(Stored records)
------------

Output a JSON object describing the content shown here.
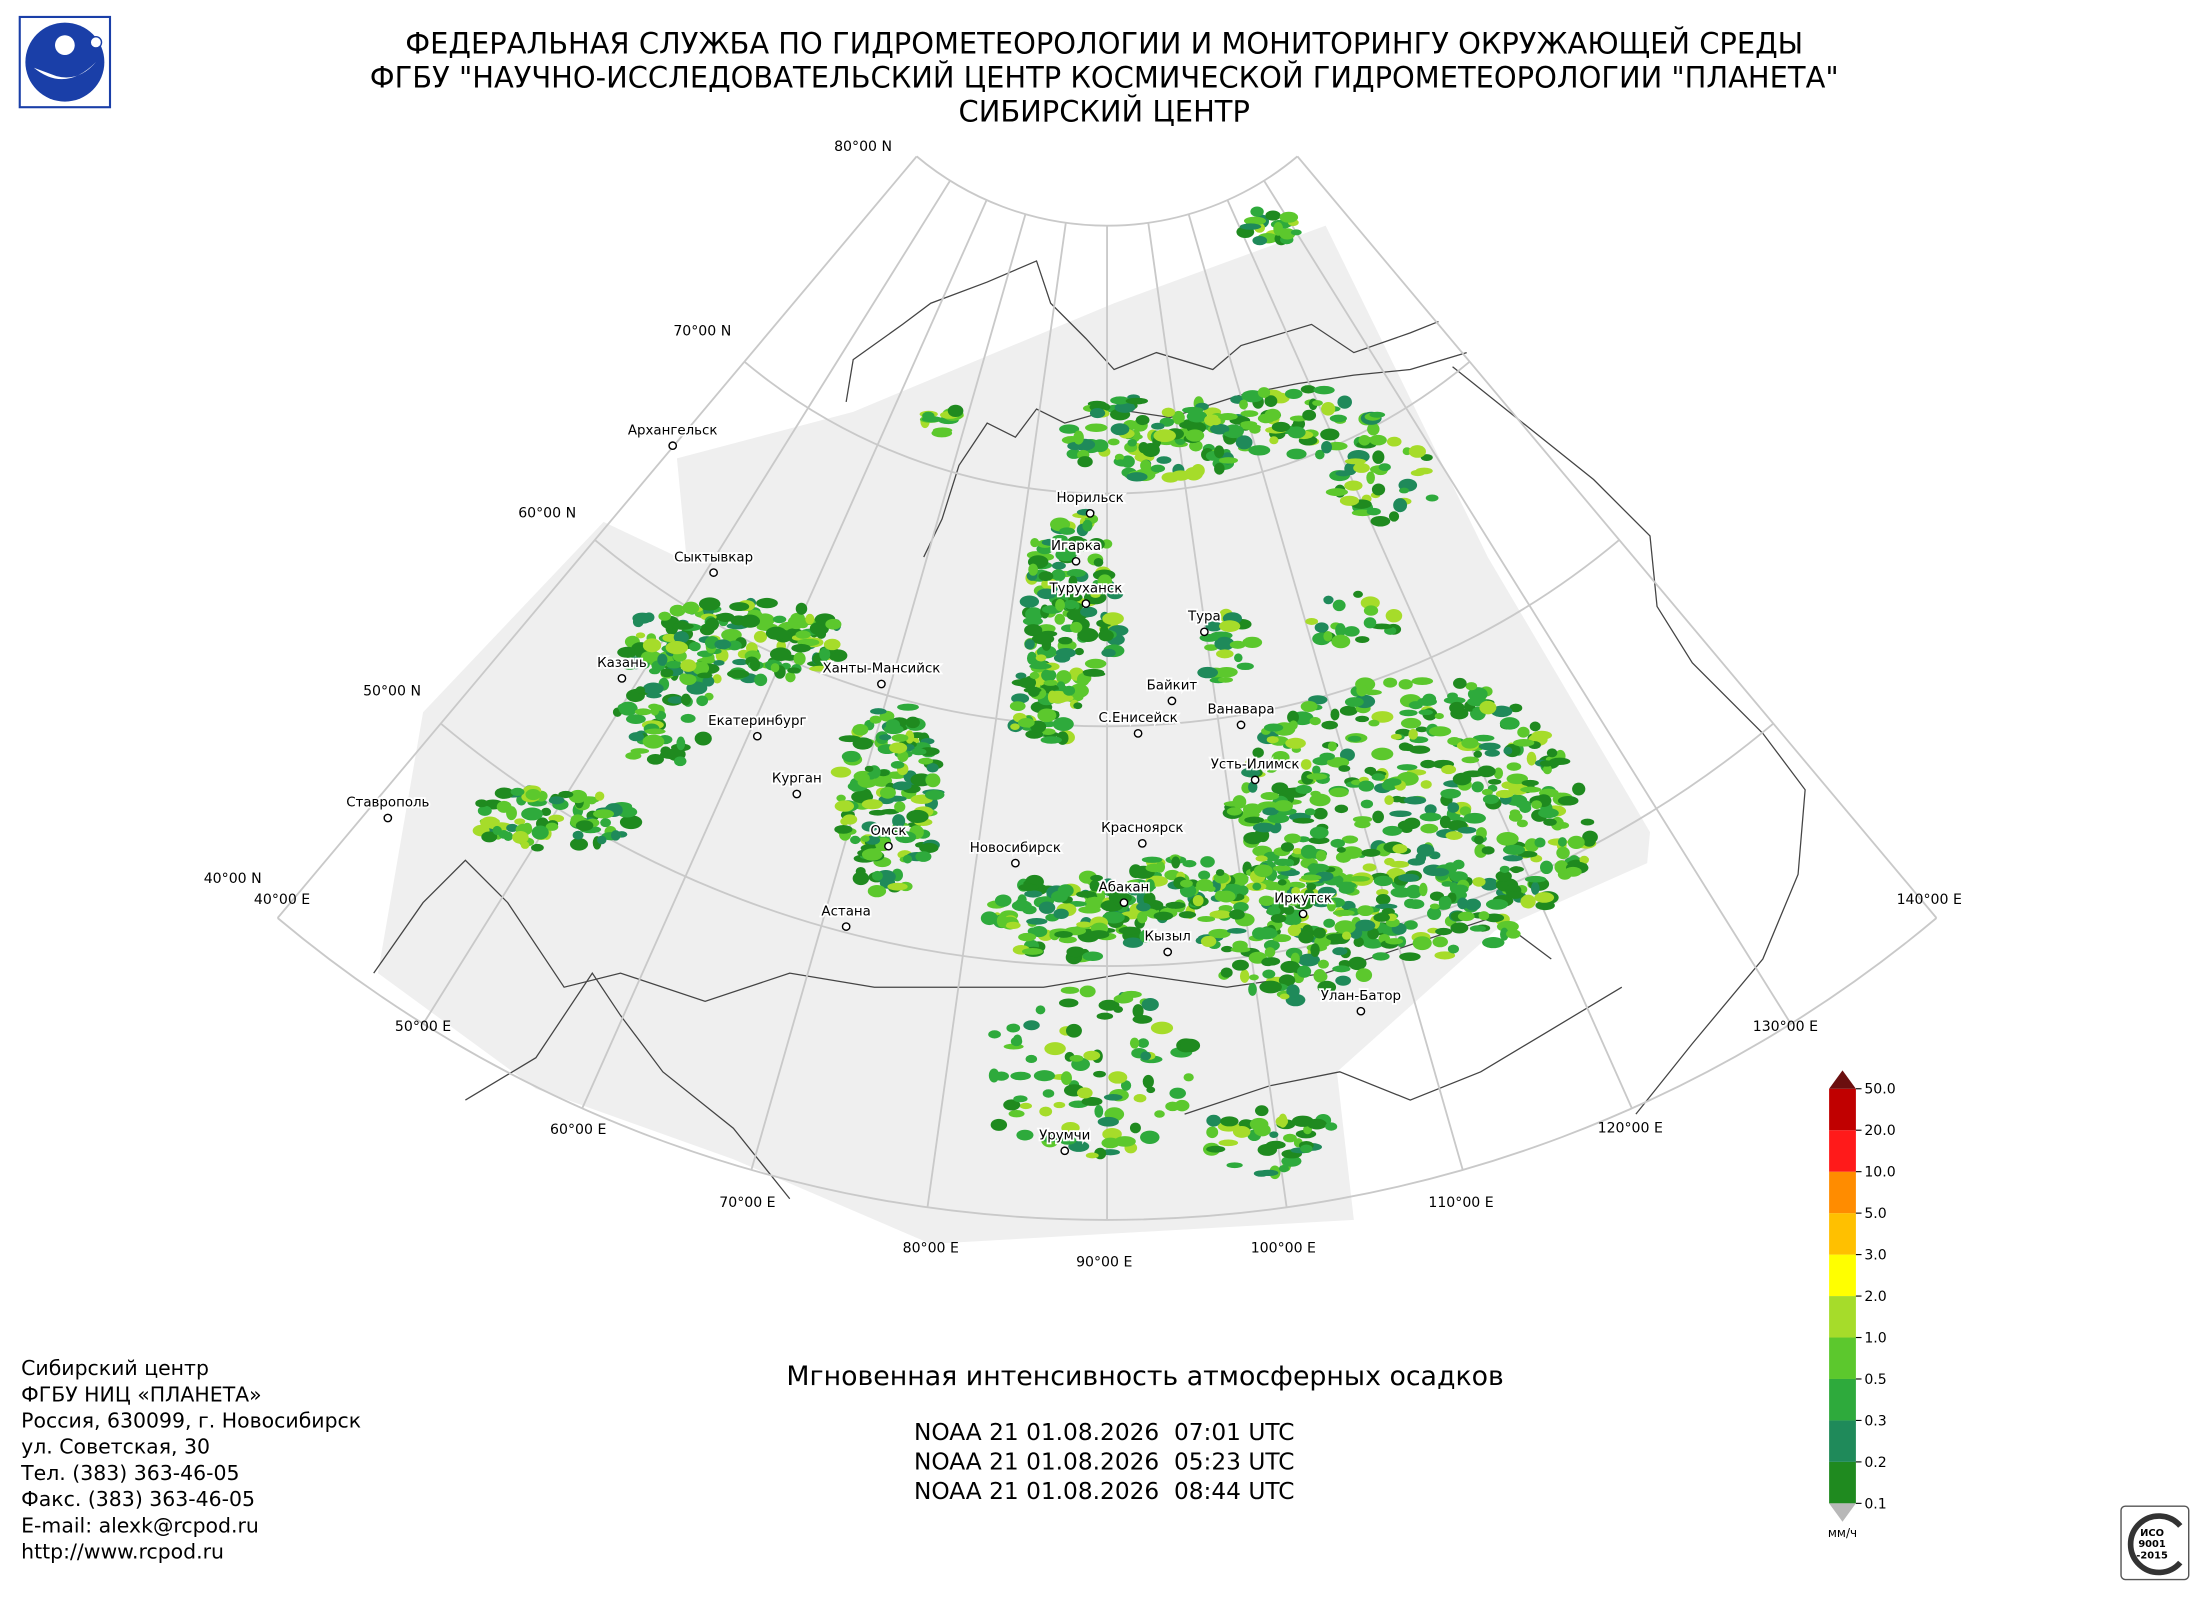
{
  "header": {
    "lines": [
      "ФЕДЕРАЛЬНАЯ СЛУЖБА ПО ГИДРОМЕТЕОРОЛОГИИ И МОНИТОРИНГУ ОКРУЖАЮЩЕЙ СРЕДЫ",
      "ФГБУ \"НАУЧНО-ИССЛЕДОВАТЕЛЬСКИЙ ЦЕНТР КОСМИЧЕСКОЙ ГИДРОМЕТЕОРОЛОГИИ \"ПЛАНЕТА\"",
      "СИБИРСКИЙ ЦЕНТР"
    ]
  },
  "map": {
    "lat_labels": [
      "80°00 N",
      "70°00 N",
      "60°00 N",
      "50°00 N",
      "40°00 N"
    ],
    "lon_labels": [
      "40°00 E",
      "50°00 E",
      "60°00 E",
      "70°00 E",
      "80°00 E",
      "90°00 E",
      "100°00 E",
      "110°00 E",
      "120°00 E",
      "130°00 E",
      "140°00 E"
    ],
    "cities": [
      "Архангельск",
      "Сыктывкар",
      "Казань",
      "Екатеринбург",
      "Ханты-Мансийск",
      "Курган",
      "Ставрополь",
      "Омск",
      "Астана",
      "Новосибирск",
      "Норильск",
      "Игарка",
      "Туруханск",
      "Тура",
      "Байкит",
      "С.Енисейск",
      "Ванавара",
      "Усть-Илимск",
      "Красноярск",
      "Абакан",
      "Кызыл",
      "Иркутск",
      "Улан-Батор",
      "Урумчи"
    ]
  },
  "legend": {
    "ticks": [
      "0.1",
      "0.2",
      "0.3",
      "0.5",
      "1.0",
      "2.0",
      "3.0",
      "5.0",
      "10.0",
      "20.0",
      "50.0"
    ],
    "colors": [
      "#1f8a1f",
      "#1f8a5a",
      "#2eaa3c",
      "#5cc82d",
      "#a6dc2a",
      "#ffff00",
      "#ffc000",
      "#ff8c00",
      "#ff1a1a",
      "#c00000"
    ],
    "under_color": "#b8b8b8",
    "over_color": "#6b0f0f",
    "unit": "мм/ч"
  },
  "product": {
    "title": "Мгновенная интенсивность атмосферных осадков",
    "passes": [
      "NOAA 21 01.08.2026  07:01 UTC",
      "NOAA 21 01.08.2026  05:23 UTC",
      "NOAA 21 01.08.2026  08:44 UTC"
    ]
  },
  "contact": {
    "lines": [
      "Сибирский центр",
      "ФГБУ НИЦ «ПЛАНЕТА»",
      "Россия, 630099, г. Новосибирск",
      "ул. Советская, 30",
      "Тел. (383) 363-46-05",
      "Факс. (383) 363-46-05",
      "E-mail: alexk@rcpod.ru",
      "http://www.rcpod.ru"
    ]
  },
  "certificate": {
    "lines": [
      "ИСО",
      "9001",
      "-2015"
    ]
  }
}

------------

**Directive**. Without the images, write out each line of the data verbatim.

**Result for this exercise**.
Output a JSON object describing the content shown here.
{
  "header": {
    "lines": [
      "ФЕДЕРАЛЬНАЯ СЛУЖБА ПО ГИДРОМЕТЕОРОЛОГИИ И МОНИТОРИНГУ ОКРУЖАЮЩЕЙ СРЕДЫ",
      "ФГБУ \"НАУЧНО-ИССЛЕДОВАТЕЛЬСКИЙ ЦЕНТР КОСМИЧЕСКОЙ ГИДРОМЕТЕОРОЛОГИИ \"ПЛАНЕТА\"",
      "СИБИРСКИЙ ЦЕНТР"
    ]
  },
  "map": {
    "lat_labels": [
      "80°00 N",
      "70°00 N",
      "60°00 N",
      "50°00 N",
      "40°00 N"
    ],
    "lon_labels": [
      "40°00 E",
      "50°00 E",
      "60°00 E",
      "70°00 E",
      "80°00 E",
      "90°00 E",
      "100°00 E",
      "110°00 E",
      "120°00 E",
      "130°00 E",
      "140°00 E"
    ],
    "cities": [
      "Архангельск",
      "Сыктывкар",
      "Казань",
      "Екатеринбург",
      "Ханты-Мансийск",
      "Курган",
      "Ставрополь",
      "Омск",
      "Астана",
      "Новосибирск",
      "Норильск",
      "Игарка",
      "Туруханск",
      "Тура",
      "Байкит",
      "С.Енисейск",
      "Ванавара",
      "Усть-Илимск",
      "Красноярск",
      "Абакан",
      "Кызыл",
      "Иркутск",
      "Улан-Батор",
      "Урумчи"
    ]
  },
  "legend": {
    "ticks": [
      "0.1",
      "0.2",
      "0.3",
      "0.5",
      "1.0",
      "2.0",
      "3.0",
      "5.0",
      "10.0",
      "20.0",
      "50.0"
    ],
    "colors": [
      "#1f8a1f",
      "#1f8a5a",
      "#2eaa3c",
      "#5cc82d",
      "#a6dc2a",
      "#ffff00",
      "#ffc000",
      "#ff8c00",
      "#ff1a1a",
      "#c00000"
    ],
    "under_color": "#b8b8b8",
    "over_color": "#6b0f0f",
    "unit": "мм/ч"
  },
  "product": {
    "title": "Мгновенная интенсивность атмосферных осадков",
    "passes": [
      "NOAA 21 01.08.2026  07:01 UTC",
      "NOAA 21 01.08.2026  05:23 UTC",
      "NOAA 21 01.08.2026  08:44 UTC"
    ]
  },
  "contact": {
    "lines": [
      "Сибирский центр",
      "ФГБУ НИЦ «ПЛАНЕТА»",
      "Россия, 630099, г. Новосибирск",
      "ул. Советская, 30",
      "Тел. (383) 363-46-05",
      "Факс. (383) 363-46-05",
      "E-mail: alexk@rcpod.ru",
      "http://www.rcpod.ru"
    ]
  },
  "certificate": {
    "lines": [
      "ИСО",
      "9001",
      "-2015"
    ]
  }
}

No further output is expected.